_TASK PROMPT_
Copy each line of the material below that includes the string "JSON".

_DATA PROVIDED_

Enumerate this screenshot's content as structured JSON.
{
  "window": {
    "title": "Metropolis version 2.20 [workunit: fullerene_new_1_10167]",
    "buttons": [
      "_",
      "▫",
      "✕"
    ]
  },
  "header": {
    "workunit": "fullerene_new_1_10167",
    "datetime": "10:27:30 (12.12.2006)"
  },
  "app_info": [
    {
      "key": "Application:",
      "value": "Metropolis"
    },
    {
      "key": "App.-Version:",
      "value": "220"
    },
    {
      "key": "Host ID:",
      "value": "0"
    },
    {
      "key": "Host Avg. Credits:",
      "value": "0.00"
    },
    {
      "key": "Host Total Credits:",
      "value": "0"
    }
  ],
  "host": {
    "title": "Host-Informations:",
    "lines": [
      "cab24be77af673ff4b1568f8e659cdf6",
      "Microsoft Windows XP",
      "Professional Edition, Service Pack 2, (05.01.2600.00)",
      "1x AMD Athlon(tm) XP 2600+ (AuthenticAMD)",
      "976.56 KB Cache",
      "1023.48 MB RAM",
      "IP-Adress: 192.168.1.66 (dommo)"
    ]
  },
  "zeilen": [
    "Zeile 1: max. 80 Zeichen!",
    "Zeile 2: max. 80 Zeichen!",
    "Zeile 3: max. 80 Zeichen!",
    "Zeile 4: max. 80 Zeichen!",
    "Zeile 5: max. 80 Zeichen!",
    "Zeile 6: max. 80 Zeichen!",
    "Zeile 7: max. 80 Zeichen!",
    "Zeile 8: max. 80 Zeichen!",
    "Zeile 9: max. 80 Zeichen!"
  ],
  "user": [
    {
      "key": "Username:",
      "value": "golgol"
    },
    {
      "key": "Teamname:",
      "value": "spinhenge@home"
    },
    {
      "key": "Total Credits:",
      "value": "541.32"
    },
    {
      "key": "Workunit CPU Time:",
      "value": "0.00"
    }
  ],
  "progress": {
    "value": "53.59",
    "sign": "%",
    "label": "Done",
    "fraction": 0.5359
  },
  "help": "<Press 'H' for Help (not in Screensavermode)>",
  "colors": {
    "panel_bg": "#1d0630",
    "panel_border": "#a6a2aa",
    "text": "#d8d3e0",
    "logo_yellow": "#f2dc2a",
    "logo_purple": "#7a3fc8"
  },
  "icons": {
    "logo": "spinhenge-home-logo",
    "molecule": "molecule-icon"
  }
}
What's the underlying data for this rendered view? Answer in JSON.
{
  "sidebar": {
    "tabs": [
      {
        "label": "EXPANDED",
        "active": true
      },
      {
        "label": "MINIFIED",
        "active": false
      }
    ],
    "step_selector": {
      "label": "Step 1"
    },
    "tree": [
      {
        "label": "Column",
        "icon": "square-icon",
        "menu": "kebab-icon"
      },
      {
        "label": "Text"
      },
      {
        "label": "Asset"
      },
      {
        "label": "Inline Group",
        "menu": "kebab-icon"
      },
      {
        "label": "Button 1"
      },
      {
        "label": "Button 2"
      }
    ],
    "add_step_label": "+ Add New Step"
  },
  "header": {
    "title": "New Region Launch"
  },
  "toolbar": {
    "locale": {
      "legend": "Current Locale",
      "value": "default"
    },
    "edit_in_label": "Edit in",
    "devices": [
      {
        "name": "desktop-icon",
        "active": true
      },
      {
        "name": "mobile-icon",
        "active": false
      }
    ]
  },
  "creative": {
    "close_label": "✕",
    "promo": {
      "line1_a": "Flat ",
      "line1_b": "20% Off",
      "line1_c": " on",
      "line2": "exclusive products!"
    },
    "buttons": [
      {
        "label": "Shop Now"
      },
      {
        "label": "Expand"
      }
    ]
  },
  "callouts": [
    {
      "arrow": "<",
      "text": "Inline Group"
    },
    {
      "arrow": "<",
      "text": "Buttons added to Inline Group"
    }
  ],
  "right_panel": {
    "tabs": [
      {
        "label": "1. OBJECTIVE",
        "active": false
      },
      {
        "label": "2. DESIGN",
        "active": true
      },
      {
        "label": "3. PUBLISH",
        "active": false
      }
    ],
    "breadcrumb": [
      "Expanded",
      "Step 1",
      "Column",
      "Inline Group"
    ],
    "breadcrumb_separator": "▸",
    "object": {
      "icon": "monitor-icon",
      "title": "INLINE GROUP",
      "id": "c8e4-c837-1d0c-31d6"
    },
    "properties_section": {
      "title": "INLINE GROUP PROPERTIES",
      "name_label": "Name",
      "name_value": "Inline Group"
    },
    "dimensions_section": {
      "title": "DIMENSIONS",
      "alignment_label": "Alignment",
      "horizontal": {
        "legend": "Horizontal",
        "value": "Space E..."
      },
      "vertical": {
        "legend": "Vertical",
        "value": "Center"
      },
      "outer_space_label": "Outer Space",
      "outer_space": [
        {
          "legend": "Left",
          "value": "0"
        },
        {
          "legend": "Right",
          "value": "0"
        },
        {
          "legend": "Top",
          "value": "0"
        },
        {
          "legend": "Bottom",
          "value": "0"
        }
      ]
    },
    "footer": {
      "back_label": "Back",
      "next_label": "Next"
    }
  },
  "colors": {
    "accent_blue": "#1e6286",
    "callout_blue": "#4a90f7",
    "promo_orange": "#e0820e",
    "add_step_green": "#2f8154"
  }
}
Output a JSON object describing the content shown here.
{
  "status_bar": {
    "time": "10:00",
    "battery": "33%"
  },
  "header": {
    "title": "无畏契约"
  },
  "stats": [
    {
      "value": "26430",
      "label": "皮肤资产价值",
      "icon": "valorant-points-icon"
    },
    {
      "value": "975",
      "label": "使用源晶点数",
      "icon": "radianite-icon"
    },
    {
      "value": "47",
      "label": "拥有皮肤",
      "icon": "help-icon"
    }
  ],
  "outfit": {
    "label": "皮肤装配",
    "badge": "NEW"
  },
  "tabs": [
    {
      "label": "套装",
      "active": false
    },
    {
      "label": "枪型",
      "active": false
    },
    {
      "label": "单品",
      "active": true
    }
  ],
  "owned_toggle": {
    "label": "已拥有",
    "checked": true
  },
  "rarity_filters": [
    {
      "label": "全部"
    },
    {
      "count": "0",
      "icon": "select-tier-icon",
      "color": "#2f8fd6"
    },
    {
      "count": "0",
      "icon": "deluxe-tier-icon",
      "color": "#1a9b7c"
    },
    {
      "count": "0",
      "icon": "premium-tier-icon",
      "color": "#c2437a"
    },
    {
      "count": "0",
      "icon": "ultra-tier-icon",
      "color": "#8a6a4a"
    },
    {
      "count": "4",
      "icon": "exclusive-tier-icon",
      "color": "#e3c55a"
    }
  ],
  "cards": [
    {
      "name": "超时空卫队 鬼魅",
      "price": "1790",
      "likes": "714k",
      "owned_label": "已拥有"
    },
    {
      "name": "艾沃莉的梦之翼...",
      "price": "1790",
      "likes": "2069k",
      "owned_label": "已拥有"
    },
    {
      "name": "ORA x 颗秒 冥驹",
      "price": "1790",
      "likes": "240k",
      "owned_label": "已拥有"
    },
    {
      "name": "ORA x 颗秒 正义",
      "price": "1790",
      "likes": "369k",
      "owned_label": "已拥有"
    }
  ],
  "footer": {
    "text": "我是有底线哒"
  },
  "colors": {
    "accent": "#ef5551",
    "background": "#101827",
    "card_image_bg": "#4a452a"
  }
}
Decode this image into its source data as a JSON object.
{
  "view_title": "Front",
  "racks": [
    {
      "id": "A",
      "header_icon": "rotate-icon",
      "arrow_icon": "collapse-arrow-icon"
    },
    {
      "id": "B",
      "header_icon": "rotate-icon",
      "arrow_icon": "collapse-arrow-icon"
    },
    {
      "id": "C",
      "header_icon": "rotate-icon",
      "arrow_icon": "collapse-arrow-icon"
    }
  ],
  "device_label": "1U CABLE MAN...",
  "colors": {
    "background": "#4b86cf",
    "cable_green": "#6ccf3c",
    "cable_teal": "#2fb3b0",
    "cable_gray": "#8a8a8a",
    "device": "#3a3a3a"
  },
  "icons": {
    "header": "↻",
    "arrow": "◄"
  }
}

_SOLUTION FOR THIS PROBLEM_
Enumerate this screenshot's content as structured JSON.
What's the underlying data for this rendered view? Answer in JSON.
Output a JSON object describing the content shown here.
Decode this image into its source data as a JSON object.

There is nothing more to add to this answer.